**WHAT YOU ARE ASKED TO DO**
Search the material and gather each line with "that" in it.

Data items
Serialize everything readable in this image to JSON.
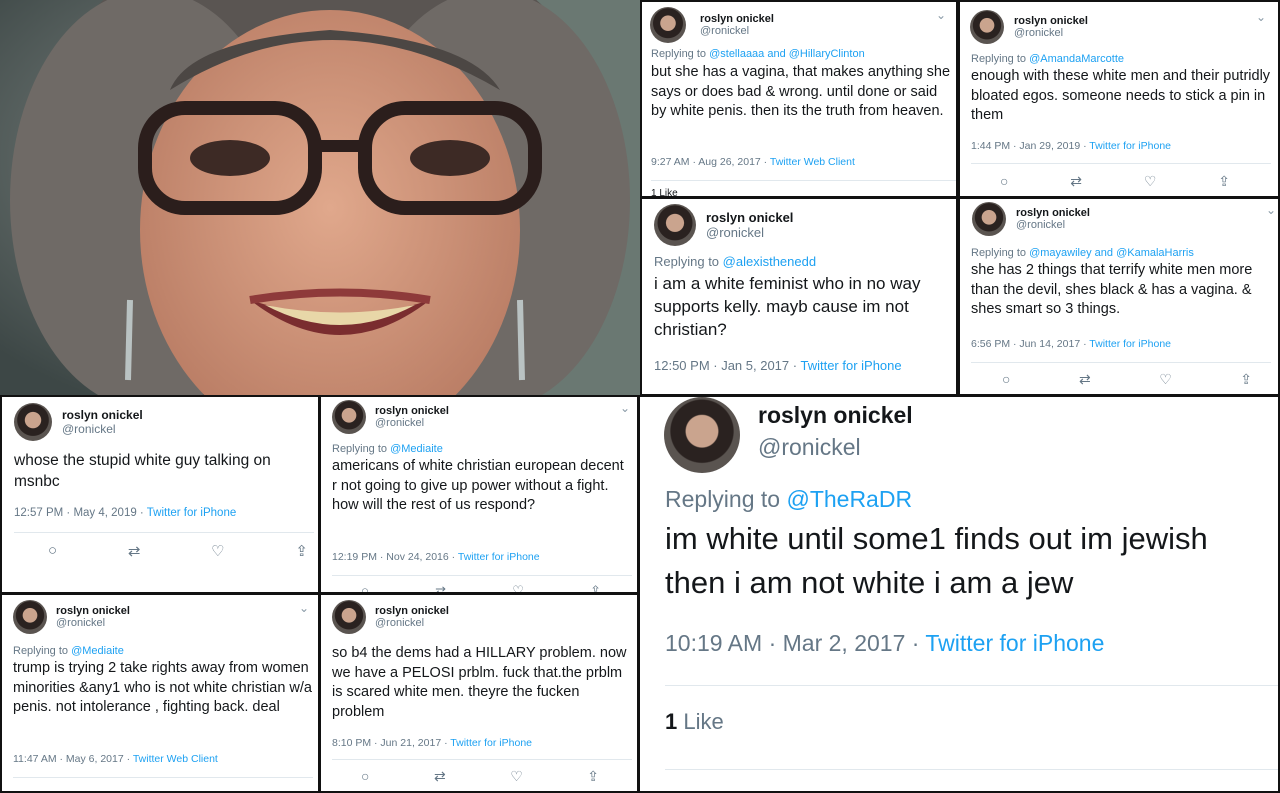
{
  "colors": {
    "link": "#1da1f2",
    "muted": "#657786",
    "text": "#14171a"
  },
  "user": {
    "name": "roslyn onickel",
    "handle": "@ronickel"
  },
  "tweets": [
    {
      "reply_prefix": "Replying to ",
      "reply_to": "@stellaaaa and @HillaryClinton",
      "text": "but she has a vagina, that makes anything she says or does bad & wrong. until done or said by white penis. then its the truth from heaven.",
      "time": "9:27 AM · Aug 26, 2017 · ",
      "source": "Twitter Web Client",
      "likes_partial": "1 Like"
    },
    {
      "reply_prefix": "Replying to ",
      "reply_to": "@AmandaMarcotte",
      "text": "enough with these white men and their putridly bloated egos. someone needs to stick a pin in them",
      "time": "1:44 PM · Jan 29, 2019 · ",
      "source": "Twitter for iPhone"
    },
    {
      "reply_prefix": "Replying to ",
      "reply_to": "@alexisthenedd",
      "text": "i am a white feminist who in no way supports kelly. mayb cause im not christian?",
      "time": "12:50 PM · Jan 5, 2017 · ",
      "source": "Twitter for iPhone"
    },
    {
      "reply_prefix": "Replying to ",
      "reply_to": "@mayawiley and @KamalaHarris",
      "text": "she has 2 things that terrify white men more than the devil, shes black & has a vagina. & shes smart so 3 things.",
      "time": "6:56 PM · Jun 14, 2017 · ",
      "source": "Twitter for iPhone"
    },
    {
      "text": "whose the stupid white guy talking on msnbc",
      "time": "12:57 PM · May 4, 2019 · ",
      "source": "Twitter for iPhone"
    },
    {
      "reply_prefix": "Replying to ",
      "reply_to": "@Mediaite",
      "text": "americans of white christian european decent r not going to give up power without a fight. how will the rest of us respond?",
      "time": "12:19 PM · Nov 24, 2016 · ",
      "source": "Twitter for iPhone"
    },
    {
      "reply_prefix": "Replying to ",
      "reply_to": "@TheRaDR",
      "text": "im white until some1 finds out im jewish then i am not white i am a jew",
      "time": "10:19 AM · Mar 2, 2017 · ",
      "source": "Twitter for iPhone",
      "likes_count": "1",
      "likes_label": " Like"
    },
    {
      "reply_prefix": "Replying to ",
      "reply_to": "@Mediaite",
      "text": "trump is trying 2 take rights away from women minorities &any1 who is not white christian w/a penis. not intolerance , fighting back. deal",
      "time": "11:47 AM · May 6, 2017 · ",
      "source": "Twitter Web Client"
    },
    {
      "text": "so b4 the dems had a HILLARY problem. now we have a PELOSI prblm. fuck that.the prblm is scared white men. theyre the fucken problem",
      "time": "8:10 PM · Jun 21, 2017 · ",
      "source": "Twitter for iPhone"
    }
  ],
  "icons": {
    "reply": "comment-icon",
    "retweet": "retweet-icon",
    "like": "heart-icon",
    "share": "share-icon",
    "more": "chevron-down-icon"
  }
}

**EXERCISE RESULT**
      "text": "but she has a vagina, that makes anything she says or does bad & wrong. until done or said by white penis. then its the truth from heaven.",
      "text": "she has 2 things that terrify white men more than the devil, shes black & has a vagina. & shes smart so 3 things.",
      "text": "so b4 the dems had a HILLARY problem. now we have a PELOSI prblm. fuck that.the prblm is scared white men. theyre the fucken problem",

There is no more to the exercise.